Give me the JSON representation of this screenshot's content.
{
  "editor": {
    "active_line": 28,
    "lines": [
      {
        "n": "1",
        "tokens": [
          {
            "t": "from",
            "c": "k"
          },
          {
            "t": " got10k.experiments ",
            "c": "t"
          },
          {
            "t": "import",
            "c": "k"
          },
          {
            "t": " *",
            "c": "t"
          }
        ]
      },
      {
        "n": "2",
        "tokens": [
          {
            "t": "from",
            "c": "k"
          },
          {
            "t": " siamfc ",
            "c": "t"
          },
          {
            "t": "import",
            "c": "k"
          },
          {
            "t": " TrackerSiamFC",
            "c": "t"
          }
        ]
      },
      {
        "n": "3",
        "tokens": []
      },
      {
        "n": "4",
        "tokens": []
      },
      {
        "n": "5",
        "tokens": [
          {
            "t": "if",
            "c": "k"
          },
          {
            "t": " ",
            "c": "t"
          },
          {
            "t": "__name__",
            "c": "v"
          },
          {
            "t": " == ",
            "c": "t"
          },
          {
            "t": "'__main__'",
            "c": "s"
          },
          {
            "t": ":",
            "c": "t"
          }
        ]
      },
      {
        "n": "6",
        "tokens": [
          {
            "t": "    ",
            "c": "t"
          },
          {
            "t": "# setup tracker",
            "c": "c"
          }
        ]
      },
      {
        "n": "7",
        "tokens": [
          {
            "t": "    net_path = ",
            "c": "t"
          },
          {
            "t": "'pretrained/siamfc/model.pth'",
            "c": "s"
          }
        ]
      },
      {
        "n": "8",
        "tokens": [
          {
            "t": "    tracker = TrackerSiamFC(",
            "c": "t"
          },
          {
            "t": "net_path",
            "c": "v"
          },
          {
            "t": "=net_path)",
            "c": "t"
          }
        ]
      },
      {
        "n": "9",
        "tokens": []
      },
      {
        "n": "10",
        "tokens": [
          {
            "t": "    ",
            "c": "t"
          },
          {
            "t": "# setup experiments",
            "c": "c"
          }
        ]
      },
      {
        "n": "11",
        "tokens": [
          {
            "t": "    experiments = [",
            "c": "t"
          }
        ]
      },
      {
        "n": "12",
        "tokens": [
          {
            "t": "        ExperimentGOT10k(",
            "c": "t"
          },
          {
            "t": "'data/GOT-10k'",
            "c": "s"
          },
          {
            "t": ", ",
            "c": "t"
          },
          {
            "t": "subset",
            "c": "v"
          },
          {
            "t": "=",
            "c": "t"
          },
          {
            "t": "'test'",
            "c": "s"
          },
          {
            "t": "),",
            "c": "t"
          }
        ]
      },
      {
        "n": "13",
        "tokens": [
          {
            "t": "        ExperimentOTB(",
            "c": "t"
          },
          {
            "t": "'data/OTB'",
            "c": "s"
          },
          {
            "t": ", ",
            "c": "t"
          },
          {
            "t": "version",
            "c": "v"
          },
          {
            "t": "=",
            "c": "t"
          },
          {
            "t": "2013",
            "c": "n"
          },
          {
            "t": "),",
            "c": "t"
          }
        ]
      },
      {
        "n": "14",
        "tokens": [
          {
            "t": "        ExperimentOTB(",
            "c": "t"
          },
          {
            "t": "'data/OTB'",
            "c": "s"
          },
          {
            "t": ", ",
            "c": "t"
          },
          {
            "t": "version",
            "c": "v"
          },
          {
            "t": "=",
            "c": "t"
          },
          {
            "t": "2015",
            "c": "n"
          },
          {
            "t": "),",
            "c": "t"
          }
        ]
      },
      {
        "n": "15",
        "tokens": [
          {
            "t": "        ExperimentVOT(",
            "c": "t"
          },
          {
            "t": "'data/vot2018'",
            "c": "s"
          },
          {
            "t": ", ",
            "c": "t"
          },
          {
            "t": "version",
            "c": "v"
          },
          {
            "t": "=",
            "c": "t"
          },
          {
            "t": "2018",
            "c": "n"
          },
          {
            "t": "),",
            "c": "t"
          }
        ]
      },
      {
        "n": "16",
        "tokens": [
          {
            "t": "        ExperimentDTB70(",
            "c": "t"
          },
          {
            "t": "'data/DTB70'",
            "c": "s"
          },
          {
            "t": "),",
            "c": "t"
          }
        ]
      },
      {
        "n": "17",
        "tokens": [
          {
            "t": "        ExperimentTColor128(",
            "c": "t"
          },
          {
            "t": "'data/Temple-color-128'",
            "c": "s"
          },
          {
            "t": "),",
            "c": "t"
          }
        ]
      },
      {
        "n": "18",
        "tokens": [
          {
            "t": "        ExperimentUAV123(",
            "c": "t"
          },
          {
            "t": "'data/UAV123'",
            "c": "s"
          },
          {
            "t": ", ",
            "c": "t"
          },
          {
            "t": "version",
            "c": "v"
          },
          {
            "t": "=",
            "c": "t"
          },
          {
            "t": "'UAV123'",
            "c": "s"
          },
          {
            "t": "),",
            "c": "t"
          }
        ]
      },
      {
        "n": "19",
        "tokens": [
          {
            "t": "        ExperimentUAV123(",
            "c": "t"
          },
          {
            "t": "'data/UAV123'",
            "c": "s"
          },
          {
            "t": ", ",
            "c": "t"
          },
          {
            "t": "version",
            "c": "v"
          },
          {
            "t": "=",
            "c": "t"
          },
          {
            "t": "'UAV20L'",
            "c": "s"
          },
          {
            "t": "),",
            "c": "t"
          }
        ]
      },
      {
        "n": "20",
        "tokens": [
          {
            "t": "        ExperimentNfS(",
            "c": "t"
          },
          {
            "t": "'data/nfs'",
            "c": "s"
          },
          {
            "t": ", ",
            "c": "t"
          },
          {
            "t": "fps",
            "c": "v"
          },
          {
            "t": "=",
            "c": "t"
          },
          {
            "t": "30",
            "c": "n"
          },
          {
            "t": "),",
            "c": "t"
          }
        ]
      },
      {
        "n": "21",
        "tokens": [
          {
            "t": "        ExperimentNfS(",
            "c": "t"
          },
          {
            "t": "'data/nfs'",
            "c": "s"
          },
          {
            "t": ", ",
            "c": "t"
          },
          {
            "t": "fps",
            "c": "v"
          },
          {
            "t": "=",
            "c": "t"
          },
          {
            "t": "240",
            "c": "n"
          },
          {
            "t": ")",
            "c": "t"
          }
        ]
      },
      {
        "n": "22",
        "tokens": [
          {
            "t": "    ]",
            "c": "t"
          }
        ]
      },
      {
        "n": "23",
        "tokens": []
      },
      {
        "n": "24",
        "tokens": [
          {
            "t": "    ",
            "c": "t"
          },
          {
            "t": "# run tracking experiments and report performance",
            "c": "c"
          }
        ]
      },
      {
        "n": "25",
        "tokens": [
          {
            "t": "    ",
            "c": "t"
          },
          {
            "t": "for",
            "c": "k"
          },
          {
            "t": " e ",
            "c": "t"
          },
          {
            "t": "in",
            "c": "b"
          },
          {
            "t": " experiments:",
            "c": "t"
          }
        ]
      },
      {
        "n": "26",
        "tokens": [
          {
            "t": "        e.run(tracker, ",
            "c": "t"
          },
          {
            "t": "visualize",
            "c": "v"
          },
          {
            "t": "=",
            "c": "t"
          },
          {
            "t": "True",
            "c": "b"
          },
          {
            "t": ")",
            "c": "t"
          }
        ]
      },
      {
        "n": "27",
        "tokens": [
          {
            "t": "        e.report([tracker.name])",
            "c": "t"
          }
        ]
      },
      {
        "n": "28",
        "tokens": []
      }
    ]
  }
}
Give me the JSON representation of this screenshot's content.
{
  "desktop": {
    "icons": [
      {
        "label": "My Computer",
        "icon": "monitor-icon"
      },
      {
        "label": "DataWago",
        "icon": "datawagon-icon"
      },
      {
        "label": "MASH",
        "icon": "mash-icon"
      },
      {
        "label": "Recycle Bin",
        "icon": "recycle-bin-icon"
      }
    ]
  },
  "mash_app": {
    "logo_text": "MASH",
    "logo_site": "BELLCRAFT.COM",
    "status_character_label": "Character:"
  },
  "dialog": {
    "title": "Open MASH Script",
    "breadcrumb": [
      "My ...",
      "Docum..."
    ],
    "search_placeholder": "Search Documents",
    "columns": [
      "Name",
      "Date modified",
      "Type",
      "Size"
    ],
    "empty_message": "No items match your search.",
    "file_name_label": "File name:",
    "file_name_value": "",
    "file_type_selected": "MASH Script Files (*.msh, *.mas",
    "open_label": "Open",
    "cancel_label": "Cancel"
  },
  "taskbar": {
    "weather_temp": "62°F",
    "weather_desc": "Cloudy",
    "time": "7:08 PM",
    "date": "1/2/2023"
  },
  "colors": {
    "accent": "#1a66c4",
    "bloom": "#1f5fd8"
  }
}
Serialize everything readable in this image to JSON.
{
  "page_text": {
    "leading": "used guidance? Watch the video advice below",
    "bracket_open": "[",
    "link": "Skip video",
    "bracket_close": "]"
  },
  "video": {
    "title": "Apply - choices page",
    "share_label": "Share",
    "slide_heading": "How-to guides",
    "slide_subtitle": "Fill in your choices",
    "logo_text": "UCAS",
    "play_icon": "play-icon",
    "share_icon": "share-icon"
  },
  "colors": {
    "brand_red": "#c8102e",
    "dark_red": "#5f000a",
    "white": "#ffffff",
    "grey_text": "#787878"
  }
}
——
— Goal —
Count each line where the string "experiments" occurs, and write only the number.

— Task output —
5